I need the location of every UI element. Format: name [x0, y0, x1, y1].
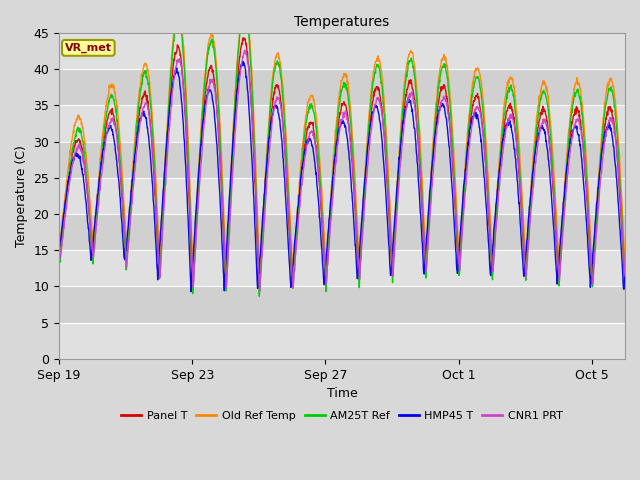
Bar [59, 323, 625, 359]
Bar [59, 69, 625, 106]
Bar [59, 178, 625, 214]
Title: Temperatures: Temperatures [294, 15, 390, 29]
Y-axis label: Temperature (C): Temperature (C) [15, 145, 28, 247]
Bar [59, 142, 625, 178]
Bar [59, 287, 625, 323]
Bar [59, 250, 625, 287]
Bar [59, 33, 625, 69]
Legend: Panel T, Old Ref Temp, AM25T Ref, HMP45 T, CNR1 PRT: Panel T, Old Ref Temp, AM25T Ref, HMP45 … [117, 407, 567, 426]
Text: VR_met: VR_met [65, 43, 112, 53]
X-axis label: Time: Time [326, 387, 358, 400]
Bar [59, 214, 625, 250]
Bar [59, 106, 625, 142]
============================================================
== Short task ==
Copy every row above word for word, leaving out the picture.

== Response to the exercise ==
I need the location of every UI element. Format: name [x0, y0, x1, y1].
Bar [59, 323, 625, 359]
Bar [59, 69, 625, 106]
Bar [59, 178, 625, 214]
Title: Temperatures: Temperatures [294, 15, 390, 29]
Y-axis label: Temperature (C): Temperature (C) [15, 145, 28, 247]
Bar [59, 142, 625, 178]
Bar [59, 287, 625, 323]
Bar [59, 250, 625, 287]
Bar [59, 33, 625, 69]
Legend: Panel T, Old Ref Temp, AM25T Ref, HMP45 T, CNR1 PRT: Panel T, Old Ref Temp, AM25T Ref, HMP45 … [117, 407, 567, 426]
Text: VR_met: VR_met [65, 43, 112, 53]
X-axis label: Time: Time [326, 387, 358, 400]
Bar [59, 214, 625, 250]
Bar [59, 106, 625, 142]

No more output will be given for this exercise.